> What the exercise asks
Take every line from the material that has the word "JSON" in it.

[Figure record listings]
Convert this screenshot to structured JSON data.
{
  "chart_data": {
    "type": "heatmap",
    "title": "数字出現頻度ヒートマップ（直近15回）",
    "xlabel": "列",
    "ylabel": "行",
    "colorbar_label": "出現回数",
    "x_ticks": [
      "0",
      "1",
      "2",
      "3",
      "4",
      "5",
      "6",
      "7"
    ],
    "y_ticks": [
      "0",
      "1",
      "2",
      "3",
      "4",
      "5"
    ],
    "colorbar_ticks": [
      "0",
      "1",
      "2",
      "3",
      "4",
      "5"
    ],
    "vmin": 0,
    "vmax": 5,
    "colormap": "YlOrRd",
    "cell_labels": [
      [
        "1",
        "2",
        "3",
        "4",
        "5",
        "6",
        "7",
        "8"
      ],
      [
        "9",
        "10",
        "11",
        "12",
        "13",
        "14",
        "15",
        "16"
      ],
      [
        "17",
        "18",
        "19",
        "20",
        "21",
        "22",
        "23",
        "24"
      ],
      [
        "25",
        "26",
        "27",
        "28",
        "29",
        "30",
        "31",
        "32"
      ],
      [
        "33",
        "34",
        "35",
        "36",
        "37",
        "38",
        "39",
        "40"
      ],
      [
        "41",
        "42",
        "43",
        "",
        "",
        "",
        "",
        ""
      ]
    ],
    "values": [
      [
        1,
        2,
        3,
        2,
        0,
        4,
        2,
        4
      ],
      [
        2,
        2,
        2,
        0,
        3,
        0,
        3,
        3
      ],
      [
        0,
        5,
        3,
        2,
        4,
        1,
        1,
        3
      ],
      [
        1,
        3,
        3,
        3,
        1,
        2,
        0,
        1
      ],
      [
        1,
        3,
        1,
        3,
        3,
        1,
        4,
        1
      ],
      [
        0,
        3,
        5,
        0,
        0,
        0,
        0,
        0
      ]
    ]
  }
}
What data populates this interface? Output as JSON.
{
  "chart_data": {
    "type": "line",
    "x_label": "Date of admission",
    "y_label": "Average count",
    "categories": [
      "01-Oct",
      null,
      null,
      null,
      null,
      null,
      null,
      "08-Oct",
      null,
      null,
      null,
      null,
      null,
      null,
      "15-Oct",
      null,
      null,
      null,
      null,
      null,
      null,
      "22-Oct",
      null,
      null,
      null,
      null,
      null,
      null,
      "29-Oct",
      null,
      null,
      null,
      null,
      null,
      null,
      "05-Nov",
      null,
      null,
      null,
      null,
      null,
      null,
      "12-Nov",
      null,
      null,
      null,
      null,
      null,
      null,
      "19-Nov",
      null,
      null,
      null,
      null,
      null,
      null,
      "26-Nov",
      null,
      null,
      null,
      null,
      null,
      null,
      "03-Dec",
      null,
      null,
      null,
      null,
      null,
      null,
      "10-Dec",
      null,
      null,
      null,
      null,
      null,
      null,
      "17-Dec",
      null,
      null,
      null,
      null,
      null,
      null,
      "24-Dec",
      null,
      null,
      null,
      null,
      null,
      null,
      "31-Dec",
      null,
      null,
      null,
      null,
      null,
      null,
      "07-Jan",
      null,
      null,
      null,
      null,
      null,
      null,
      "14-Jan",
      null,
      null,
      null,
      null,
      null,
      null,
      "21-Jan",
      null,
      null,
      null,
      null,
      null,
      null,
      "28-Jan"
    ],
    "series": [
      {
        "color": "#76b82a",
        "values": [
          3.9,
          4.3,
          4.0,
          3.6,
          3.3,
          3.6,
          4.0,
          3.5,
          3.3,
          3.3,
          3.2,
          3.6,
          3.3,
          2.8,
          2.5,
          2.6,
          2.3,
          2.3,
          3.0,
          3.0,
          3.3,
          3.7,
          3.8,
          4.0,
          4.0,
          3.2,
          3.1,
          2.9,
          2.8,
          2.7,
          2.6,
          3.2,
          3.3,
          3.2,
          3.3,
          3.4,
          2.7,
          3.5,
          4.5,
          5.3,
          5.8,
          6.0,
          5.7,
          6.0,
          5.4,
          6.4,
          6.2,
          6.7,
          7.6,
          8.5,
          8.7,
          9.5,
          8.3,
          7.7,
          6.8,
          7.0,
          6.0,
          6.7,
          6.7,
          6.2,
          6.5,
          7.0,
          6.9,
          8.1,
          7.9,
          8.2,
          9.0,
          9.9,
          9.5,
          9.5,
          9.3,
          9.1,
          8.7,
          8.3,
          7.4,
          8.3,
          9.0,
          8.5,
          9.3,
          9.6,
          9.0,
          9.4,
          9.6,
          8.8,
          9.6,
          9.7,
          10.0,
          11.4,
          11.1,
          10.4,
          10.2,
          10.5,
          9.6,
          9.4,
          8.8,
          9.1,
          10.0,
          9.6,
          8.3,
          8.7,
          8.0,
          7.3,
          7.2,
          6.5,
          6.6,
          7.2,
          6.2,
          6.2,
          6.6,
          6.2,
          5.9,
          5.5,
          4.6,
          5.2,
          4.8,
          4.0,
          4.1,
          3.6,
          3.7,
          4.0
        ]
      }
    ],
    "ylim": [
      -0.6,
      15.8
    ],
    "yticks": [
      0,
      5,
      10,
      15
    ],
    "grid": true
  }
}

> Output of the exercise
Convert this screenshot to structured JSON data.
What data populates this interface? Output as JSON.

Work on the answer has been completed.